Text provided |
···

Initially, I thought that it would be for season ticket holders only, as the email was sent under the guise of ‘SEASON TICKET HOLDER NEWS,’ but alas, it was free and open to the public, so it turned into what I would liken to a Kids Sunday game.

I had to work until 2:35, so I didn’t even get down to the park until sometime after 3.

The Pirates didn’t start hitting until after 4, so there was time to talk to Olivia for a bit.


And check out a few minor changes.  Diamond Pizza put a sitting area outside on the concourse beneath the left field GA bleachers.

And a video game station has been installed under the left field bleachers – moved from behind section 101 which is going to be a fancy bar.

When the Pirates started hitting, a ball rolled near the bullpen door, so I went to glove trick it.  It was going to be nice to be on the board.  However, as soon as I took my glove out, a supervisor raced over and told me that it wasn’t allowed.  I have done the glove trick without incident since 2009 at PNC Park, so this was deflating.  I snagged 89 balls last year with the glove trick alone, so my stats may take a big hit this year.  Later on, I watched as the same supervisor (whom I have never seen before, I should also mention- all of the supervisors from last year where great)  raced for and scrummed a ball, which I thought wasn’t right – he gave it away, but still.

I got shut out for a long time, which was frustrating.  There were no ushers working today, so lots of fans were standing on bleachers and sitting on seat backs, which is far more dangerous than me lowering my glove 6 feet.

···

Recorded information |
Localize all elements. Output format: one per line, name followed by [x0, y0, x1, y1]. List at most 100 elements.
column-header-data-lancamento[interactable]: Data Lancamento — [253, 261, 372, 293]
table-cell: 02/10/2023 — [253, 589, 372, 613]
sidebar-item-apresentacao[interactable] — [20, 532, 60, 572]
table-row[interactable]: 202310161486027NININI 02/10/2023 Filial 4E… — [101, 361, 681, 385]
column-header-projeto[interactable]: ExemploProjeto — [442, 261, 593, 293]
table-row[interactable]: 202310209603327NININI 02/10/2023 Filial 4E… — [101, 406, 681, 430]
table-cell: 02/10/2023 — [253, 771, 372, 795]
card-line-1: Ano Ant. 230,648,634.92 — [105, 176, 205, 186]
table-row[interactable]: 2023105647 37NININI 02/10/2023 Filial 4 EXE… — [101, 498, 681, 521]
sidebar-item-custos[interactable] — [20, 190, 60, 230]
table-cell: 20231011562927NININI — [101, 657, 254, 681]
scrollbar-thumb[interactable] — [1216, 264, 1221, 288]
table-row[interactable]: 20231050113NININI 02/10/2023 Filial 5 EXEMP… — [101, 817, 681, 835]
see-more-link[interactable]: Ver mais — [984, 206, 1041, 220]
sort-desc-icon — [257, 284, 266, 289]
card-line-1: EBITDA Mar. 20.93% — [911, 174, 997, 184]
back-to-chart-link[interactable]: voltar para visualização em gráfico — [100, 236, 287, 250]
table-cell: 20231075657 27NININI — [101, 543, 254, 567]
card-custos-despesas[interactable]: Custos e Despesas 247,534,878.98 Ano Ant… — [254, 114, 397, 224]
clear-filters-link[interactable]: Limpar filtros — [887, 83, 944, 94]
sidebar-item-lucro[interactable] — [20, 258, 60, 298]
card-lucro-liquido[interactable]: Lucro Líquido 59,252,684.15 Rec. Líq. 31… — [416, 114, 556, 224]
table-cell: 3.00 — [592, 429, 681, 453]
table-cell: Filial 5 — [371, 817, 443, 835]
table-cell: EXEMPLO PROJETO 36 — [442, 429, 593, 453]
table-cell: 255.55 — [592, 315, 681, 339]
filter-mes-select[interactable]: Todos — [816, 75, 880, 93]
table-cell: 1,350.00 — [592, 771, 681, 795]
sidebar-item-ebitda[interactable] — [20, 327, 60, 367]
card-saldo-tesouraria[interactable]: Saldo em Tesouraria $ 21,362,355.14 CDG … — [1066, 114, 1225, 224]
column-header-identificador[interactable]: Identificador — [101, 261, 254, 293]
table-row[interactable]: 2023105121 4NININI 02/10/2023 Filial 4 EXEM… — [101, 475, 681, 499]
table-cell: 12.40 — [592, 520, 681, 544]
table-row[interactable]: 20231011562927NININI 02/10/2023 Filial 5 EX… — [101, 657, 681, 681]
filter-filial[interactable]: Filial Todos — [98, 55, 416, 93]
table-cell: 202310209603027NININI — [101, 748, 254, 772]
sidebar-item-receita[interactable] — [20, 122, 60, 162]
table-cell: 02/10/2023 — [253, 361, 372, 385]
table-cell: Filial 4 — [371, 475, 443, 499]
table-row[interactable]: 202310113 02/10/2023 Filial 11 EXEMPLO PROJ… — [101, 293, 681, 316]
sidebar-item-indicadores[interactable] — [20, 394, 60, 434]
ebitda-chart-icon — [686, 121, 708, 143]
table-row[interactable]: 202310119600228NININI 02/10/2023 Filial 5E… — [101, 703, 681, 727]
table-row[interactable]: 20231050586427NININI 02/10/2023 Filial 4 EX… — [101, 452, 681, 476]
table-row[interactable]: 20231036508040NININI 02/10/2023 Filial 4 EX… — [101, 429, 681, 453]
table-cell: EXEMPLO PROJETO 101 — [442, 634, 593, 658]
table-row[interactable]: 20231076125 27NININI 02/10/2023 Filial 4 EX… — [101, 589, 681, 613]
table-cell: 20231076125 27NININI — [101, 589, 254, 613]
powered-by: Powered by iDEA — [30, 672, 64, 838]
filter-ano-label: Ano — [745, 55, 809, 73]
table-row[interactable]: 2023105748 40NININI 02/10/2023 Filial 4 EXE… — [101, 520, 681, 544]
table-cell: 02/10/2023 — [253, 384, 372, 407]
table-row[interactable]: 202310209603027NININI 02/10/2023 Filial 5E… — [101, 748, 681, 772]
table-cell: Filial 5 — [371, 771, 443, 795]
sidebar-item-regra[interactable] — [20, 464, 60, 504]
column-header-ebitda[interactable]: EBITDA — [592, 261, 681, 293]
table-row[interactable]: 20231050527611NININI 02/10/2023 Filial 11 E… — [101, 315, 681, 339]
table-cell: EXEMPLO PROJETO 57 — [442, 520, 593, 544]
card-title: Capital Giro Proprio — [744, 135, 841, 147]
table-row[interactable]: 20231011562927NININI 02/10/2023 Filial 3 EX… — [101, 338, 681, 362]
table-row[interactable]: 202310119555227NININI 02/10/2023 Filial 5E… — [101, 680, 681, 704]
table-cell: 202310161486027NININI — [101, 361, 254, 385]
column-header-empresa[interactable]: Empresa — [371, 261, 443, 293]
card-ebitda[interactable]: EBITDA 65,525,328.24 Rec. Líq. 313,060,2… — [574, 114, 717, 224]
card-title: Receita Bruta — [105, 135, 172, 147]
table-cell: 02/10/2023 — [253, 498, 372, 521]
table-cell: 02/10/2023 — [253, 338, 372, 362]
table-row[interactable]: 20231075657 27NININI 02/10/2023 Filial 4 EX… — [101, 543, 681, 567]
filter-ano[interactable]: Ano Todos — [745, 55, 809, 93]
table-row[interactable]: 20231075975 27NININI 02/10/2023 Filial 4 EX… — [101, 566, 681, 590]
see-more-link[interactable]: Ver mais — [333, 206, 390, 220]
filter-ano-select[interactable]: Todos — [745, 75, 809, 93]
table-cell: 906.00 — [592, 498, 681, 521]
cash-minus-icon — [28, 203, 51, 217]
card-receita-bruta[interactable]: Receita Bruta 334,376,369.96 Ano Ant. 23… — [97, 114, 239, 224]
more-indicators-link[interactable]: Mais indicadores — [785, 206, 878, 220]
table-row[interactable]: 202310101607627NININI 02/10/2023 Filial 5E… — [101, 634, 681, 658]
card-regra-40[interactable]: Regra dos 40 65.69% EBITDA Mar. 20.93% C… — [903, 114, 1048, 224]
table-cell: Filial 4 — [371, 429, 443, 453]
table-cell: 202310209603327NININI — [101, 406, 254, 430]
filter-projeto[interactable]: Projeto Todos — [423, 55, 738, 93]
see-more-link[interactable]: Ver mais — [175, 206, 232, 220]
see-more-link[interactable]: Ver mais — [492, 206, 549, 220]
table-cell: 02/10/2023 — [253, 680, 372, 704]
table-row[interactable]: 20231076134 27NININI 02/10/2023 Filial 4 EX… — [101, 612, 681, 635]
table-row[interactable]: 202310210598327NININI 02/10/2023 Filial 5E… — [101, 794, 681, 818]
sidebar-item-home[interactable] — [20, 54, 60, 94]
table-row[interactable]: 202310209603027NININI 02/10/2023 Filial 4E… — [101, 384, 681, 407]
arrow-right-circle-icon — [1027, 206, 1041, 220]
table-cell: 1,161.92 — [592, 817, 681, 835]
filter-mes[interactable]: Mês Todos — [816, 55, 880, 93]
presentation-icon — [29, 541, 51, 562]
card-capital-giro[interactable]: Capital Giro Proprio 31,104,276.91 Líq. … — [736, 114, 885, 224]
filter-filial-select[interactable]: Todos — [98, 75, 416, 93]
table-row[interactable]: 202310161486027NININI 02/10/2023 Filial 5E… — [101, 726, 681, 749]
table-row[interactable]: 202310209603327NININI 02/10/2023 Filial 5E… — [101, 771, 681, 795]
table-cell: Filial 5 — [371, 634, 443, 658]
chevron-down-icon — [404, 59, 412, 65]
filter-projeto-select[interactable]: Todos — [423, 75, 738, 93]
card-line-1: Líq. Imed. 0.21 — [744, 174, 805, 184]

···

The exercise | Reproduce the PNC Park account above word for word, everything from "The Pirates didn’t" down to "field GA bleachers.".

Completed exercise |
The Pirates didn’t start hitting until after 4, so there was time to talk to Olivia for a bit.


And check out a few minor changes.  Diamond Pizza put a sitting area outside on the concourse beneath the left field GA bleachers.